▶ Work instructions: Set down the whole listing verbatim.

▶ Material provided:
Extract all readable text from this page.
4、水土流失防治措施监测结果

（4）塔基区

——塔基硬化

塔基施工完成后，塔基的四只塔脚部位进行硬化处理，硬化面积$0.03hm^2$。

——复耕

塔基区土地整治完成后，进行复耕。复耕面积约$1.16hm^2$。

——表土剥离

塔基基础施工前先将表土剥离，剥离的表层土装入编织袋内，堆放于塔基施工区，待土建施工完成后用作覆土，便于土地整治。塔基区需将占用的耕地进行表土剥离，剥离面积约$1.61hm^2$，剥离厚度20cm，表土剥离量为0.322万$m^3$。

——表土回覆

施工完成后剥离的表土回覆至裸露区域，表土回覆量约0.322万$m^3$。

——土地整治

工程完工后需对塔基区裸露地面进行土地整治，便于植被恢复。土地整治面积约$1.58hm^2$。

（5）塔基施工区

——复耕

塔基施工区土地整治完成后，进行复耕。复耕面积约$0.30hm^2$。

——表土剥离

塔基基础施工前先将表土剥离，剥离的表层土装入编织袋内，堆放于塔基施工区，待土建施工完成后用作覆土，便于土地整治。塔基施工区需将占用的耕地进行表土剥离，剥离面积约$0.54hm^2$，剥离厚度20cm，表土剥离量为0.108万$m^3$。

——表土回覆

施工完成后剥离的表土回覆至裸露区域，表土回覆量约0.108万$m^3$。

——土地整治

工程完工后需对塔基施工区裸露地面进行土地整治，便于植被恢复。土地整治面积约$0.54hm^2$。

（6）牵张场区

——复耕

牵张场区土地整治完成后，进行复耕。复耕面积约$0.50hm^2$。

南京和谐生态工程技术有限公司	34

▶ Worked solution:
Extract all readable text from this page.
4、水土流失防治措施监测结果

（4）塔基区

——塔基硬化

塔基施工完成后，塔基的四只塔脚部位进行硬化处理，硬化面积$0.03hm^2$。

——复耕

塔基区土地整治完成后，进行复耕。复耕面积约$1.16hm^2$。

——表土剥离

塔基基础施工前先将表土剥离，剥离的表层土装入编织袋内，堆放于塔基施工区，待土建施工完成后用作覆土，便于土地整治。塔基区需将占用的耕地进行表土剥离，剥离面积约$1.61hm^2$，剥离厚度20cm，表土剥离量为0.322万$m^3$。

——表土回覆

施工完成后剥离的表土回覆至裸露区域，表土回覆量约0.322万$m^3$。

——土地整治

工程完工后需对塔基区裸露地面进行土地整治，便于植被恢复。土地整治面积约$1.58hm^2$。

（5）塔基施工区

——复耕

塔基施工区土地整治完成后，进行复耕。复耕面积约$0.30hm^2$。

——表土剥离

塔基基础施工前先将表土剥离，剥离的表层土装入编织袋内，堆放于塔基施工区，待土建施工完成后用作覆土，便于土地整治。塔基施工区需将占用的耕地进行表土剥离，剥离面积约$0.54hm^2$，剥离厚度20cm，表土剥离量为0.108万$m^3$。

——表土回覆

施工完成后剥离的表土回覆至裸露区域，表土回覆量约0.108万$m^3$。

——土地整治

工程完工后需对塔基施工区裸露地面进行土地整治，便于植被恢复。土地整治面积约$0.54hm^2$。

（6）牵张场区

——复耕

牵张场区土地整治完成后，进行复耕。复耕面积约$0.50hm^2$。

南京和谐生态工程技术有限公司	34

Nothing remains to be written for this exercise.